Quote the records beneath, complete and exact. Leave out images.
----- Record set -----
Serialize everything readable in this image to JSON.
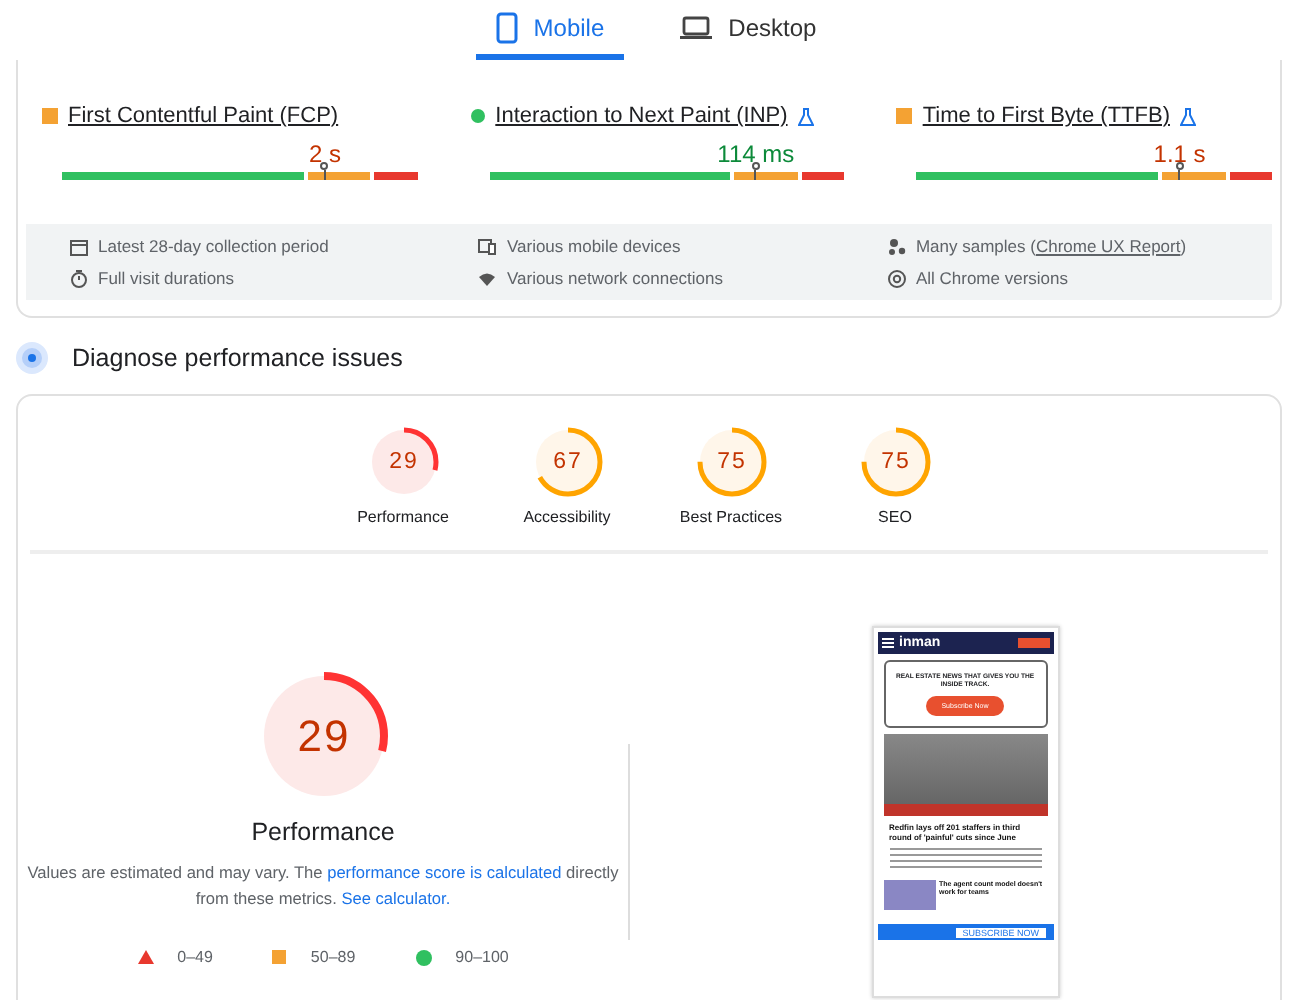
{
  "tabs": [
    {
      "label": "Mobile",
      "kind": "phone",
      "selected": true
    },
    {
      "label": "Desktop",
      "kind": "laptop",
      "selected": false
    }
  ],
  "metrics": [
    {
      "label": "First Contentful Paint (FCP)",
      "kind": "average",
      "experimental": false,
      "value": "2 s",
      "level": 0.74
    },
    {
      "label": "Interaction to Next Paint (INP)",
      "kind": "good",
      "experimental": true,
      "value": "114 ms",
      "level": 0.75
    },
    {
      "label": "Time to First Byte (TTFB)",
      "kind": "average",
      "experimental": true,
      "value": "1.1 s",
      "level": 0.74
    }
  ],
  "info": [
    {
      "kind": "calendar",
      "text": "Latest 28-day collection period"
    },
    {
      "kind": "devices",
      "text": "Various mobile devices"
    },
    {
      "kind": "samples",
      "text": "Many samples (",
      "link": "Chrome UX Report",
      "after": ")"
    },
    {
      "kind": "timer",
      "text": "Full visit durations"
    },
    {
      "kind": "wifi",
      "text": "Various network connections"
    },
    {
      "kind": "chrome",
      "text": "All Chrome versions"
    }
  ],
  "diagnose": {
    "title": "Diagnose performance issues"
  },
  "scores": [
    {
      "score": "29",
      "label": "Performance",
      "kind": "fail",
      "level": 0.29
    },
    {
      "score": "67",
      "label": "Accessibility",
      "kind": "average",
      "level": 0.67
    },
    {
      "score": "75",
      "label": "Best Practices",
      "kind": "average",
      "level": 0.75
    },
    {
      "score": "75",
      "label": "SEO",
      "kind": "average",
      "level": 0.75
    }
  ],
  "main": {
    "score": "29",
    "kind": "fail",
    "level": 0.29,
    "title": "Performance",
    "note": "Values are estimated and may vary. The ",
    "note_link": "performance score is calculated",
    "note_mid": " directly from these metrics. ",
    "calc_link": "See calculator."
  },
  "legend": [
    {
      "kind": "triangle",
      "label": "0–49"
    },
    {
      "kind": "square",
      "label": "50–89"
    },
    {
      "kind": "circle",
      "label": "90–100"
    }
  ],
  "thumbnail": {
    "logo": "inman",
    "tagline": "REAL ESTATE NEWS THAT GIVES YOU THE INSIDE TRACK.",
    "cta": "Subscribe Now",
    "headline": "Redfin lays off 201 staffers in third round of 'painful' cuts since June",
    "story": "The agent count model doesn't work for teams",
    "banner": "SUBSCRIBE NOW"
  }
}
-----
Worked answer:
Serialize everything readable in this image to JSON.
{
  "tabs": [
    {
      "label": "Mobile",
      "kind": "phone",
      "selected": true
    },
    {
      "label": "Desktop",
      "kind": "laptop",
      "selected": false
    }
  ],
  "metrics": [
    {
      "label": "First Contentful Paint (FCP)",
      "kind": "average",
      "experimental": false,
      "value": "2 s",
      "level": 0.74
    },
    {
      "label": "Interaction to Next Paint (INP)",
      "kind": "good",
      "experimental": true,
      "value": "114 ms",
      "level": 0.75
    },
    {
      "label": "Time to First Byte (TTFB)",
      "kind": "average",
      "experimental": true,
      "value": "1.1 s",
      "level": 0.74
    }
  ],
  "info": [
    {
      "kind": "calendar",
      "text": "Latest 28-day collection period"
    },
    {
      "kind": "devices",
      "text": "Various mobile devices"
    },
    {
      "kind": "samples",
      "text": "Many samples (",
      "link": "Chrome UX Report",
      "after": ")"
    },
    {
      "kind": "timer",
      "text": "Full visit durations"
    },
    {
      "kind": "wifi",
      "text": "Various network connections"
    },
    {
      "kind": "chrome",
      "text": "All Chrome versions"
    }
  ],
  "diagnose": {
    "title": "Diagnose performance issues"
  },
  "scores": [
    {
      "score": "29",
      "label": "Performance",
      "kind": "fail",
      "level": 0.29
    },
    {
      "score": "67",
      "label": "Accessibility",
      "kind": "average",
      "level": 0.67
    },
    {
      "score": "75",
      "label": "Best Practices",
      "kind": "average",
      "level": 0.75
    },
    {
      "score": "75",
      "label": "SEO",
      "kind": "average",
      "level": 0.75
    }
  ],
  "main": {
    "score": "29",
    "kind": "fail",
    "level": 0.29,
    "title": "Performance",
    "note": "Values are estimated and may vary. The ",
    "note_link": "performance score is calculated",
    "note_mid": " directly from these metrics. ",
    "calc_link": "See calculator."
  },
  "legend": [
    {
      "kind": "triangle",
      "label": "0–49"
    },
    {
      "kind": "square",
      "label": "50–89"
    },
    {
      "kind": "circle",
      "label": "90–100"
    }
  ],
  "thumbnail": {
    "logo": "inman",
    "tagline": "REAL ESTATE NEWS THAT GIVES YOU THE INSIDE TRACK.",
    "cta": "Subscribe Now",
    "headline": "Redfin lays off 201 staffers in third round of 'painful' cuts since June",
    "story": "The agent count model doesn't work for teams",
    "banner": "SUBSCRIBE NOW"
  }
}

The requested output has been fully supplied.